◆ **The problem**: Begin with the line containing "Serialize everything readable" and copy each line exactly through the last line of the entries, inclusive.

— start of Material for the task —

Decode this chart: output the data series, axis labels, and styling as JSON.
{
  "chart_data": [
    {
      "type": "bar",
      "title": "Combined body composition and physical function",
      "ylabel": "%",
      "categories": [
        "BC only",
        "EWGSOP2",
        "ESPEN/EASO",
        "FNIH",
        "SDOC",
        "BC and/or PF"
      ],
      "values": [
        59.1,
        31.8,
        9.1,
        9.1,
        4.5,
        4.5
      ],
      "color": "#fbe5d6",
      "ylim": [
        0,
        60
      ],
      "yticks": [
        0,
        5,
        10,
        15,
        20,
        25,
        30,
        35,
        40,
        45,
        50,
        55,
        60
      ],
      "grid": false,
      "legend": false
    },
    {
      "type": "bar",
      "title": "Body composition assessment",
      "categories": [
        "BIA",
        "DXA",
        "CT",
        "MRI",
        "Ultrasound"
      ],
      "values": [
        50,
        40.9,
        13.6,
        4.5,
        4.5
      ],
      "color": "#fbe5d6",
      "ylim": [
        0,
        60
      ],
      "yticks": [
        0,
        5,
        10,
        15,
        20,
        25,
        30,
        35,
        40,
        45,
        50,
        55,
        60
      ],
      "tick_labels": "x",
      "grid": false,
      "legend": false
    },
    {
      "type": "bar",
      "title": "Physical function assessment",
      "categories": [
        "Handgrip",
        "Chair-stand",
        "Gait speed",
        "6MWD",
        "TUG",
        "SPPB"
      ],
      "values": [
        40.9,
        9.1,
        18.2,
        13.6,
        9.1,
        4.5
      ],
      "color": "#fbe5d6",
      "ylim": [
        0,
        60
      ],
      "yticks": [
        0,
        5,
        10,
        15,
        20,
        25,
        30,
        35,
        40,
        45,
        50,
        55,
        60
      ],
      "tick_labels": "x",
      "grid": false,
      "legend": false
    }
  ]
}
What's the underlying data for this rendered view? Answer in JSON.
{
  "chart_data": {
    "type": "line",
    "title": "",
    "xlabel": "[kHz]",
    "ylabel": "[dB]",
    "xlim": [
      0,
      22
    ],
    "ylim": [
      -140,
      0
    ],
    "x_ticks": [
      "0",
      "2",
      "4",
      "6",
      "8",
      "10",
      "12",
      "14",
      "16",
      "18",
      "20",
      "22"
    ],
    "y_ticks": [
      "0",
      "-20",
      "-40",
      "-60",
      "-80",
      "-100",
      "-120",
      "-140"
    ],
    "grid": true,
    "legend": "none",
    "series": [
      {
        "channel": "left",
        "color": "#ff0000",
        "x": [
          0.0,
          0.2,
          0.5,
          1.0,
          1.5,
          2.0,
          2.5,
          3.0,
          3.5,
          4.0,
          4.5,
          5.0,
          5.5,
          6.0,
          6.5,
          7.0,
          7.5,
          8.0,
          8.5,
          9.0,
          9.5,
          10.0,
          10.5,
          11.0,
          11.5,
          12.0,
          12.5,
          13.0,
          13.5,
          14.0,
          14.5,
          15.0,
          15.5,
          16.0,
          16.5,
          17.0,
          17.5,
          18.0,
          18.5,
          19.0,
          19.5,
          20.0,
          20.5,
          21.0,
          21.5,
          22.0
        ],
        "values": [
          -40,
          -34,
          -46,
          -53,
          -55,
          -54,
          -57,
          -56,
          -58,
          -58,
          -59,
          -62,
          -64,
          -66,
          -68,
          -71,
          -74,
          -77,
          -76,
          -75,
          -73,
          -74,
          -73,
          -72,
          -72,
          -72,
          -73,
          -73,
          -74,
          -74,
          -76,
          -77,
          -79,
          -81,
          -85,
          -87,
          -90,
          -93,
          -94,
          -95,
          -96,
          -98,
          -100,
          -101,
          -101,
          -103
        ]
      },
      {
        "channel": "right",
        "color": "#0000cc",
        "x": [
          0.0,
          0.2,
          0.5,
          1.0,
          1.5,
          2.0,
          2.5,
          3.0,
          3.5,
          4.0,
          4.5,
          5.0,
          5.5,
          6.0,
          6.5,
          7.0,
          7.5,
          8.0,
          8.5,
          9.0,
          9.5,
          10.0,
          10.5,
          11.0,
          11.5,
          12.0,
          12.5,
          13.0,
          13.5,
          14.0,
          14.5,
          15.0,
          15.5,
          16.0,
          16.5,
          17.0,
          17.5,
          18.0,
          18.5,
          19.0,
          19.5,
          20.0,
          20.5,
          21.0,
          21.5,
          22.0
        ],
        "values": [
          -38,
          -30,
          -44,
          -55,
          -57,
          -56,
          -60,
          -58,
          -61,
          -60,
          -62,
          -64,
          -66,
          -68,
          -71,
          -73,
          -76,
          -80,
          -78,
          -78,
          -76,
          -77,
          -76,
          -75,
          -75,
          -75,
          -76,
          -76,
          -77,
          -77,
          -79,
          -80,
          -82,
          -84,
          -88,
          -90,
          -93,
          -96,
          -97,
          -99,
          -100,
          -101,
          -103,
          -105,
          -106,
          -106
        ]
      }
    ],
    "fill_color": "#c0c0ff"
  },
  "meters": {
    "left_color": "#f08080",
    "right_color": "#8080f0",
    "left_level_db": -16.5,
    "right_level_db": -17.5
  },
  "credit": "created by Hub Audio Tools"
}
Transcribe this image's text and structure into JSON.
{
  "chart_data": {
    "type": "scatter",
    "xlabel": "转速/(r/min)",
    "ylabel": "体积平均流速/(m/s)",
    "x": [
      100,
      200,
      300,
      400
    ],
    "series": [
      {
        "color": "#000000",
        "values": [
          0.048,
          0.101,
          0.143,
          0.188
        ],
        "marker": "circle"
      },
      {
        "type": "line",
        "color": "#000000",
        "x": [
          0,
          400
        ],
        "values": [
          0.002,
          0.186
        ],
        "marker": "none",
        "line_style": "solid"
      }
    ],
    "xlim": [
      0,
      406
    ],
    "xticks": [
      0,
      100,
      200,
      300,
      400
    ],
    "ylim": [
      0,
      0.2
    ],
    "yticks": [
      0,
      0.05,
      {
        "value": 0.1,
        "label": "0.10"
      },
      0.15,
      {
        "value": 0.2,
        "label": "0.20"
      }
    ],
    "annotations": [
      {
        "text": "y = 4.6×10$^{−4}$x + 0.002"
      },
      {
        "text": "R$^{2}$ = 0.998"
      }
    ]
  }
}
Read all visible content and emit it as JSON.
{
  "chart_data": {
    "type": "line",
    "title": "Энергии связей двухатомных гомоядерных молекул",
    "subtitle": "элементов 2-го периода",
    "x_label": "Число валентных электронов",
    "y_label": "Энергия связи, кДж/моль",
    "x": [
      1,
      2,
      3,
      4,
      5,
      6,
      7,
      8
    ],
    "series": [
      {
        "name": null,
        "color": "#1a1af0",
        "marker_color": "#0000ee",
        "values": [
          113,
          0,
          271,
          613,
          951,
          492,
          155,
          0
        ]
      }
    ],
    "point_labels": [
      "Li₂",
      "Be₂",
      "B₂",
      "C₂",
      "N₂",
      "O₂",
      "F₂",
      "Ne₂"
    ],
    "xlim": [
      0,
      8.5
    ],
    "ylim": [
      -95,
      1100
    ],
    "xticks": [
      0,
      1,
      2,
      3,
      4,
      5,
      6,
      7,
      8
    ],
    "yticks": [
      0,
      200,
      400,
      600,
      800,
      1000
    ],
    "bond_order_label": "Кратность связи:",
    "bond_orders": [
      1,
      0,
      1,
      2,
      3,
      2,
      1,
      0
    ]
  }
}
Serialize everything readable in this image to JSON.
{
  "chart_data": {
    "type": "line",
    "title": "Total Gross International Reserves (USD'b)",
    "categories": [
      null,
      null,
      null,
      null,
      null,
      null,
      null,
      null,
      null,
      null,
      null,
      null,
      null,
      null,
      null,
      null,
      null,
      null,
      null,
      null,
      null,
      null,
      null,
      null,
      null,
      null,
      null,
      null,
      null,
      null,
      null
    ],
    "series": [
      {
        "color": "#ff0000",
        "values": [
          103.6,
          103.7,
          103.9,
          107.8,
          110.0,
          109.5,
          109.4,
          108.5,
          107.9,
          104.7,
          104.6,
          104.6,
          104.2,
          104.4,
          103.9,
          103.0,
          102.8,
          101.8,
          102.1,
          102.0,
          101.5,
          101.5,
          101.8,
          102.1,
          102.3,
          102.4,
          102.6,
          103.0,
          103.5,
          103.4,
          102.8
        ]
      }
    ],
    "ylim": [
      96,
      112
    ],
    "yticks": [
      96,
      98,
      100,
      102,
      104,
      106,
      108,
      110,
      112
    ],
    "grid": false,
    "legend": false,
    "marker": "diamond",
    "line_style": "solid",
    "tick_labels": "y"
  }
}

— end of Material for the task —

◆ **Solution**:
Serialize everything readable in this image to JSON.
{
  "chart_data": {
    "type": "line",
    "title": "Total Gross International Reserves (USD'b)",
    "categories": [
      null,
      null,
      null,
      null,
      null,
      null,
      null,
      null,
      null,
      null,
      null,
      null,
      null,
      null,
      null,
      null,
      null,
      null,
      null,
      null,
      null,
      null,
      null,
      null,
      null,
      null,
      null,
      null,
      null,
      null,
      null
    ],
    "series": [
      {
        "color": "#ff0000",
        "values": [
          103.6,
          103.7,
          103.9,
          107.8,
          110.0,
          109.5,
          109.4,
          108.5,
          107.9,
          104.7,
          104.6,
          104.6,
          104.2,
          104.4,
          103.9,
          103.0,
          102.8,
          101.8,
          102.1,
          102.0,
          101.5,
          101.5,
          101.8,
          102.1,
          102.3,
          102.4,
          102.6,
          103.0,
          103.5,
          103.4,
          102.8
        ]
      }
    ],
    "ylim": [
      96,
      112
    ],
    "yticks": [
      96,
      98,
      100,
      102,
      104,
      106,
      108,
      110,
      112
    ],
    "grid": false,
    "legend": false,
    "marker": "diamond",
    "line_style": "solid",
    "tick_labels": "y"
  }
}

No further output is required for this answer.